# KataGo Win-Probability Claim-Consistency Experiment

## Setup Summary

- Train dataset: `katago/example_train.jsonl`
- Eval dataset: `katago/example_eval.jsonl`
- Train rows: `8`
- Eval rows: `4`
- Variants: `lm_only, no_consistency_loss, rationale_only, full_consistency, random_consistency`
- Batch size: `4`
- Epochs: `5`
- LR: `0.0003`
- Model: `d_model=256`, `layers=4`, `heads=8`, `d_ff=1024`
- Max sequence length: `256`
- Consistency weight: `0.5`

## Results

| variant             | token_acc | claim_bin_acc | scalar_mse | mae_winprob | pearson_r_winprob | spearman_r_winprob | cfact_cls_follows_swap | cfact_cls_follows_orig | cfact_scalar_mse_to_swap |
| ------------------- | --------- | ------------- | ---------- | ----------- | ----------------- | ------------------ | ---------------------- | ---------------------- | ------------------------ |
| lm_only             | 0.253731  | 0.250000      | 0.018422   | 0.124634    | 0.747560          | 0.800000           | 0.250000               | 0.250000               | 0.012660                 |
| no_consistency_loss | 0.253731  | 0.000000      | 0.015259   | 0.092998    | 0.879609          | 1.000000           | 0.500000               | 0.000000               | 0.013909                 |
| rationale_only      | 0.156716  | 0.250000      | 0.025466   | 0.136320    | 0.887429          | 1.000000           | 0.250000               | 0.250000               | 0.011014                 |
| full_consistency    | 0.149254  | 0.250000      | 0.034114   | 0.129870    | 0.696828          | 0.800000           | 0.250000               | 0.250000               | 0.033793                 |
| random_consistency  | 0.089552  | 0.250000      | 0.019106   | 0.100707    | 0.822794          | 1.000000           | 0.750000               | 0.250000               | 0.008935                 |

## Variant Notes

- `lm_only`: Pure LM baseline: should model commentary tokens but usually underperforms on calibrated oracle claims.

**Provided information**
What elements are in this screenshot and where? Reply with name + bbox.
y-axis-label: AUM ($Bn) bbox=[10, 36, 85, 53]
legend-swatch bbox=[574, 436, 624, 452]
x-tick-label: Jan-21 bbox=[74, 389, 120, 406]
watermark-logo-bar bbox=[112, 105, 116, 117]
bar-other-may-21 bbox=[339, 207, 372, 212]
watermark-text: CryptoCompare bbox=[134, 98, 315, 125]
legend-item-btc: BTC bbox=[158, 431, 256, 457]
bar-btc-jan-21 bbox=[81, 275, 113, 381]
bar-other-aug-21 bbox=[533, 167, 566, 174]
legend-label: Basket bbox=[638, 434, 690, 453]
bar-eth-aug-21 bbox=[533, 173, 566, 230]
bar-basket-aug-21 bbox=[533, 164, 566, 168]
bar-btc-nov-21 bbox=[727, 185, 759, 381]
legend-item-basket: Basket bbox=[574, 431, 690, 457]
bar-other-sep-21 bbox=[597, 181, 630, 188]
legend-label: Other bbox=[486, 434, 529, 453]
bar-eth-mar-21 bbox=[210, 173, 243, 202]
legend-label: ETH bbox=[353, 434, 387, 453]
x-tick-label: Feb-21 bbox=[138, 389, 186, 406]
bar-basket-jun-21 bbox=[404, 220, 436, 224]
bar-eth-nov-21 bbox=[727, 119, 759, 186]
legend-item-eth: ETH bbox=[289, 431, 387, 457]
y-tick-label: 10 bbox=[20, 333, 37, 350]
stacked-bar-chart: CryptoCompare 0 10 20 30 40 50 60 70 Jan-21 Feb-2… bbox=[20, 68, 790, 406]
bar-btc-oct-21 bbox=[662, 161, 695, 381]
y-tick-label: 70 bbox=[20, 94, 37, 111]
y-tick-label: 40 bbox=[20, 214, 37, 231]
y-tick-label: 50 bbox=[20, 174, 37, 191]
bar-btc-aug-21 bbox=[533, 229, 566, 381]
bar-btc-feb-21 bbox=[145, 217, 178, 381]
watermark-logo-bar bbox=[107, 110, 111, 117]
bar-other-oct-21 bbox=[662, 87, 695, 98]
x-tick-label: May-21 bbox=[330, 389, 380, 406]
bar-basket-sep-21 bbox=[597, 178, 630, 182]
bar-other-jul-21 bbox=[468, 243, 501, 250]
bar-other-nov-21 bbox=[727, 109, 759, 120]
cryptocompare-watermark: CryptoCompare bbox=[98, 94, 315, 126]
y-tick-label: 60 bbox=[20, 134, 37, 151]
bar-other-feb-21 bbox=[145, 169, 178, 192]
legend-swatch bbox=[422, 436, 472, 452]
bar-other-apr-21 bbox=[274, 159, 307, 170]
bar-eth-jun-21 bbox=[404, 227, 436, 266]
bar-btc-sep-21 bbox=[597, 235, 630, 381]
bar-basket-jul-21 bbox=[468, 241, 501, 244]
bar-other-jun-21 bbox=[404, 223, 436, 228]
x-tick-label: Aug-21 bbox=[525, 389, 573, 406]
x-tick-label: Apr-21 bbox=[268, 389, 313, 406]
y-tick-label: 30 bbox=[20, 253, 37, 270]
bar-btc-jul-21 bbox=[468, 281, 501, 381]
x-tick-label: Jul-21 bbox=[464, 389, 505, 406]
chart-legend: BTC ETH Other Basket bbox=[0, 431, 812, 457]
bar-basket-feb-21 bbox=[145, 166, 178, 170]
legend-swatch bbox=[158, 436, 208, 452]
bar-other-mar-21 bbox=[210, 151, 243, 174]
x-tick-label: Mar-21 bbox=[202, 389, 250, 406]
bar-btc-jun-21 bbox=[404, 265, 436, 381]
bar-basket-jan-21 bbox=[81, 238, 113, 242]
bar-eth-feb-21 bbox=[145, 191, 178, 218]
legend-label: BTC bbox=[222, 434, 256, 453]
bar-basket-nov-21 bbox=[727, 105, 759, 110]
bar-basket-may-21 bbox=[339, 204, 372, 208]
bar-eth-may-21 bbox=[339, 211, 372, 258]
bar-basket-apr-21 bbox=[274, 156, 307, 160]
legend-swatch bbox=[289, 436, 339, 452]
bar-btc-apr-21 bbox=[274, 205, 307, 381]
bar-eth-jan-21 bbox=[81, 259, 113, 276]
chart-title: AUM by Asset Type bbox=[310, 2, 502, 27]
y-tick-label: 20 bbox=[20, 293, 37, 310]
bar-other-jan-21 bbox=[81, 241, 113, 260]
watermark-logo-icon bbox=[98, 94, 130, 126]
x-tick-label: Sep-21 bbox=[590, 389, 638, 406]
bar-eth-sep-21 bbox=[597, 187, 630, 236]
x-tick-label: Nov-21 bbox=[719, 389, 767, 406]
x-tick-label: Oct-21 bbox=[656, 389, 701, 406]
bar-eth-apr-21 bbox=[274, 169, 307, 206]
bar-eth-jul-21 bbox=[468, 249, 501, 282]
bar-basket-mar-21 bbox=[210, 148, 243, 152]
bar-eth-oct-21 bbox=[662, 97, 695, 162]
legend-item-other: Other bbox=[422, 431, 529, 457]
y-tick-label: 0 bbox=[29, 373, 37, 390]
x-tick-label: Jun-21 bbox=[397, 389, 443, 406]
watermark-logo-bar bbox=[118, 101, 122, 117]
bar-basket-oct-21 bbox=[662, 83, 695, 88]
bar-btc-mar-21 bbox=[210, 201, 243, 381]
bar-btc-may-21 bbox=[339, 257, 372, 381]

**Problem**
Pick up the KataGo win-probability experiment write-up after its last line and continue it.

**Output of the task**
- `no_consistency_loss`: LM + scalar baseline: can learn continuous win probability without directly tying rationale-pooled states to the bin claim.
- `rationale_only`: LM + rationale consistency only: strongest evidence that rationale-pooled hidden states alone can support the inline claim.
- `full_consistency`: Full objective: if this wins on bin accuracy and scalar quality, the shared hidden-state mechanism is working end to end.
- `random_consistency`: Control variant behavior.

## Interpretation Notes

- The earlier synthetic generated-rationale scalar experiment showed perfect claim-bin accuracy and perfect orig-following counterfactual behavior for `rationale_only` and `full_consistency`.
- This KataGo version is a stronger domain test because the language model emits both commentary and an inline claim while only the claim is supervised by an oracle.
- FEVER-from-scratch was a weaker bridge task because it supervised evidence classification rather than oracle-graded generated claims.